[Work to complete]
Copy the stretch from "Distributing converted files, sharing" through "your personal devices." of the passage on DVD-copying law, word for word.

[Quoted passage]
Check your local law before you start. The general shape across major jurisdictions looks like this:
- United States. The Library of Congress granted DMCA exemptions in 2024 for circumventing CSS on lawfully owned DVDs in narrow educational and accessibility cases. General personal backups remain a gray area because Section 1201 of the DMCA broadly prohibits bypassing access controls.
- United Kingdom. The UK High Court struck down the personal-copy exception in 2015, meaning ripping even your own purchased DVD technically infringes copyright.
- European Union. Member states vary. Some (France, Germany) allow personal copies under levy schemes; others don’t.
- Australia, Japan, Canada. All have rules where format-shifting may be allowed but circumventing technological protection is restricted.
Distributing converted files, sharing them on torrents, or selling them is illegal almost everywhere regardless of whether you bought the original disc. When in doubt, convert only discs you physically own and keep the output for your personal devices.

[Provided data]
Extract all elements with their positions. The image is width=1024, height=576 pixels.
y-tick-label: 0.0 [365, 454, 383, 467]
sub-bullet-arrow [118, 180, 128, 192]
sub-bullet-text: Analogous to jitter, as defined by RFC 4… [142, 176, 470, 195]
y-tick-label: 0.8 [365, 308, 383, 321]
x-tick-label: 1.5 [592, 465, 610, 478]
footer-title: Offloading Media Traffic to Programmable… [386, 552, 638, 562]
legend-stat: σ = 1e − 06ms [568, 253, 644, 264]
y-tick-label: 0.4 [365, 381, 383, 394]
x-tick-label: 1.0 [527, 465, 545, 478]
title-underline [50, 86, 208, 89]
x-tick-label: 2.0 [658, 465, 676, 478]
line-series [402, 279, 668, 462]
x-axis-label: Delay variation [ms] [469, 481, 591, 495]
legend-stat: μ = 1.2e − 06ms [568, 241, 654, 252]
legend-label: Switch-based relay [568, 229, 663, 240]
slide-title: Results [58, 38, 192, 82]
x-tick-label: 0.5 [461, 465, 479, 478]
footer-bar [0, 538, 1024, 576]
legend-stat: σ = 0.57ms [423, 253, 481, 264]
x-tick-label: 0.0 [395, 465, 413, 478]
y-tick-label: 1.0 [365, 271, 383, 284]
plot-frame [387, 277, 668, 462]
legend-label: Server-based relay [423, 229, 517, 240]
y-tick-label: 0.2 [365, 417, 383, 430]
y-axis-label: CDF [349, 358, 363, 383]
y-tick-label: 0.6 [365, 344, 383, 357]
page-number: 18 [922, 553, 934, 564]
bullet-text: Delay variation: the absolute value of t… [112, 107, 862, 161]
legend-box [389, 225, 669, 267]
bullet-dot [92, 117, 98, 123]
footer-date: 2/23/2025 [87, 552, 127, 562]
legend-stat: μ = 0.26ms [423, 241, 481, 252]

[Expected answer]
Distributing converted files, sharing them on torrents, or selling them is illegal almost everywhere regardless of whether you bought the original disc. When in doubt, convert only discs you physically own and keep the output for your personal devices.